▸ **WRITTEN INSTRUCTION**
List, from the lines below, each one with "Fräsgraben" in it.

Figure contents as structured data
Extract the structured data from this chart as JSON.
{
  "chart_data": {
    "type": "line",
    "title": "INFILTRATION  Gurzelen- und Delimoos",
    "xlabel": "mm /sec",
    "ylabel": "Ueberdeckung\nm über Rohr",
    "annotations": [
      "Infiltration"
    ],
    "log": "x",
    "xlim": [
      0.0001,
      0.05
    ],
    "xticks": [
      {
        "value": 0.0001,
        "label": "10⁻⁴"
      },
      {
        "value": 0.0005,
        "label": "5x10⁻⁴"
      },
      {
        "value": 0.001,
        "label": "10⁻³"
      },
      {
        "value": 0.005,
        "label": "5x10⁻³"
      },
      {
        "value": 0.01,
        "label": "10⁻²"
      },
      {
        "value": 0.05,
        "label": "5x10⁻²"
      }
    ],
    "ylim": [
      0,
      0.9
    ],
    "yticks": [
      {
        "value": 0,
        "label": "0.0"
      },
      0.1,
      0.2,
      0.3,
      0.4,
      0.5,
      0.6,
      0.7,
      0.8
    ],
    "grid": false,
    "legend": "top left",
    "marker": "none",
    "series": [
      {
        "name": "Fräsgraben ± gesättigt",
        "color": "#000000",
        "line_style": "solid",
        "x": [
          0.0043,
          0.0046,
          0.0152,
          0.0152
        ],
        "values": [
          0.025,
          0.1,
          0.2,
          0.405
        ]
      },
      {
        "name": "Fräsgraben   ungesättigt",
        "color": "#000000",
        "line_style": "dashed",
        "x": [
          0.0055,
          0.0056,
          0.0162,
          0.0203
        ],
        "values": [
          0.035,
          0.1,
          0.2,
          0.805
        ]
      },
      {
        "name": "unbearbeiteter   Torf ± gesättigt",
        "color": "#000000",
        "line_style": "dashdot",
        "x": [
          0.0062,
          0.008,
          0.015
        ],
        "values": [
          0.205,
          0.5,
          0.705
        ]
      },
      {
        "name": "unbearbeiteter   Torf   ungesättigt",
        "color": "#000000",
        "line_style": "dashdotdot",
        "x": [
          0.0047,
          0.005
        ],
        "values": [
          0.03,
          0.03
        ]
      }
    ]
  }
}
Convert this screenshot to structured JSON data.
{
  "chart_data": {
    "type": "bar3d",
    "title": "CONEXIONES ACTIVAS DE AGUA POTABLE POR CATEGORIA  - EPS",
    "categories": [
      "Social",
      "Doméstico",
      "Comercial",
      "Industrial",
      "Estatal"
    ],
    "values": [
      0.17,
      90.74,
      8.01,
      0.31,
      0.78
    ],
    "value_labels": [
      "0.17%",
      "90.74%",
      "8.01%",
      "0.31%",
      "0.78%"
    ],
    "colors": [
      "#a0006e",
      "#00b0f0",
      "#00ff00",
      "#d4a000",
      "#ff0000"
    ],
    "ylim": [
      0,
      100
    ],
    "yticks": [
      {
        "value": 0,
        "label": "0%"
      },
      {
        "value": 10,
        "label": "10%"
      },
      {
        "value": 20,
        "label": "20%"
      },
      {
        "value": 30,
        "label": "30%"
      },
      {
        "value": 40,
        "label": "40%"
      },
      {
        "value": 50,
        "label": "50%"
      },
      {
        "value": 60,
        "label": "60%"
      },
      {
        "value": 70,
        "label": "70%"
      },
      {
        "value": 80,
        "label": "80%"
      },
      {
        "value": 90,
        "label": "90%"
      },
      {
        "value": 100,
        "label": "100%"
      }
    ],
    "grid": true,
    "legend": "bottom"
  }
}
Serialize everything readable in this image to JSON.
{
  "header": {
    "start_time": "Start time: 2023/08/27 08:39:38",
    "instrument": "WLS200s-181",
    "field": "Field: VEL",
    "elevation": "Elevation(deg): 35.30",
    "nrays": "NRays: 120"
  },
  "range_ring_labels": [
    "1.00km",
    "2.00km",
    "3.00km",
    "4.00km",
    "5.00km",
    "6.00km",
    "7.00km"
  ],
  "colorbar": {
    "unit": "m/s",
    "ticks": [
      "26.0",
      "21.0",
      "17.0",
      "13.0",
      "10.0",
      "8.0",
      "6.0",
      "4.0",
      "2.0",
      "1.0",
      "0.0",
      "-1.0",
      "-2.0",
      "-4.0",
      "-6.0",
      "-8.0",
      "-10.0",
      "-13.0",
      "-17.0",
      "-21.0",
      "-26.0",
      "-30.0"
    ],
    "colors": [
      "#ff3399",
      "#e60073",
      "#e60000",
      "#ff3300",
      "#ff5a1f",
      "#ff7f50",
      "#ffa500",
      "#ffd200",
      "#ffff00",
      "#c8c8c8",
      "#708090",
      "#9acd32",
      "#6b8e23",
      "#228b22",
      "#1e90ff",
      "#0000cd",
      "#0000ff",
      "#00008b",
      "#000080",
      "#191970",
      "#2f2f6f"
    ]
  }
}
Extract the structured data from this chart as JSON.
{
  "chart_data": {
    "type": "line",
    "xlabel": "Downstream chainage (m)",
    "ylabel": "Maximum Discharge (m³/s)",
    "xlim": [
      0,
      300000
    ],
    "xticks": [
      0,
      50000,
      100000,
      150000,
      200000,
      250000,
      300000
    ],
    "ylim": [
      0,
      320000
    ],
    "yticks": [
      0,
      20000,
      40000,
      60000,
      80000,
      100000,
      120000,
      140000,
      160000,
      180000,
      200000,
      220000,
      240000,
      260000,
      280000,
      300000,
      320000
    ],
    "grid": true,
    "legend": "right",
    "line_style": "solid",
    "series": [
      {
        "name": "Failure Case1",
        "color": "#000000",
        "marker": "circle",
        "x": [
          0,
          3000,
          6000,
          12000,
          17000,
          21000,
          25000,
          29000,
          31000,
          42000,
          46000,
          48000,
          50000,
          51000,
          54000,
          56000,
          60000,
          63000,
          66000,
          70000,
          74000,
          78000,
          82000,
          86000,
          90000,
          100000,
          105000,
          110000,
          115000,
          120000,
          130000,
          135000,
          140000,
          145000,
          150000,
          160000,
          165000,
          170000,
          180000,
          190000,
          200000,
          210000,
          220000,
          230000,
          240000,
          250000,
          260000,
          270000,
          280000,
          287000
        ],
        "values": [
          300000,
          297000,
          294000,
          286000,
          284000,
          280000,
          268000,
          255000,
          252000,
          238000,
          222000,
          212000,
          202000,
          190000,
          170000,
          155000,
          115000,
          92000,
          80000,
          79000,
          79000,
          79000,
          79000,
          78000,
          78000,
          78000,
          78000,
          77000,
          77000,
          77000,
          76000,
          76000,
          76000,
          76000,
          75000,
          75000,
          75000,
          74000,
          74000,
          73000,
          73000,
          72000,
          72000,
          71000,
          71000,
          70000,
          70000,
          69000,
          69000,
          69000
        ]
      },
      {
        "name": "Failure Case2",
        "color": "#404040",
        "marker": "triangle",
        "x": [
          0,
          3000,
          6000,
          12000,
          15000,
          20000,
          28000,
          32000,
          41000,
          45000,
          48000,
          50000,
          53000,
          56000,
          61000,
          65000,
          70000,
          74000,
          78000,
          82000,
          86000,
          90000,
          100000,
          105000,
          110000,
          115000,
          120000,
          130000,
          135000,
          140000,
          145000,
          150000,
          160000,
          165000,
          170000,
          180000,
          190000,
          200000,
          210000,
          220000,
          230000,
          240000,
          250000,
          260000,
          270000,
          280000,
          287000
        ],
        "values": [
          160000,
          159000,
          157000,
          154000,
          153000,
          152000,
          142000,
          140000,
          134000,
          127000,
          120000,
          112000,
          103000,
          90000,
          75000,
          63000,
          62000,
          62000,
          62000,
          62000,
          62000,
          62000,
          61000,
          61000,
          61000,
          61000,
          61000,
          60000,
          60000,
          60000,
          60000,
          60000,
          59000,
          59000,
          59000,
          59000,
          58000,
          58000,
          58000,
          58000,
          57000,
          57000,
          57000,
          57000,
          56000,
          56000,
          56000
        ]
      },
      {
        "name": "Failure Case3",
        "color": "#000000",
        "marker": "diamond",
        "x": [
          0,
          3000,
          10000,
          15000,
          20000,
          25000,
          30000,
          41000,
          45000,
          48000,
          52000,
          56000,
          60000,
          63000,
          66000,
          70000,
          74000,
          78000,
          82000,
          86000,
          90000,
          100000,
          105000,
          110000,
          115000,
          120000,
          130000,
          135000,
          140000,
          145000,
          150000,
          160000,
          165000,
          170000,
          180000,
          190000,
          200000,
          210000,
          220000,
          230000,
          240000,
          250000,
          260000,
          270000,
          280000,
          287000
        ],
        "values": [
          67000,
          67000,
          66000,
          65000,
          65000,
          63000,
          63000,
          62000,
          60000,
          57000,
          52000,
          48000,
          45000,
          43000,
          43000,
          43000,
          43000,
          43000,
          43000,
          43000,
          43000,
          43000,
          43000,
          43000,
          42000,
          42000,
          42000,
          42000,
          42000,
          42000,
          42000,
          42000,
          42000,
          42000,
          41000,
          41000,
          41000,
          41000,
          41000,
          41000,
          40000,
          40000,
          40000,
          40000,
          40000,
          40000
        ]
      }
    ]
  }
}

▸ **ANSWER TO THE EXERCISE**
        "name": "Fräsgraben ± gesättigt",
        "name": "Fräsgraben   ungesättigt",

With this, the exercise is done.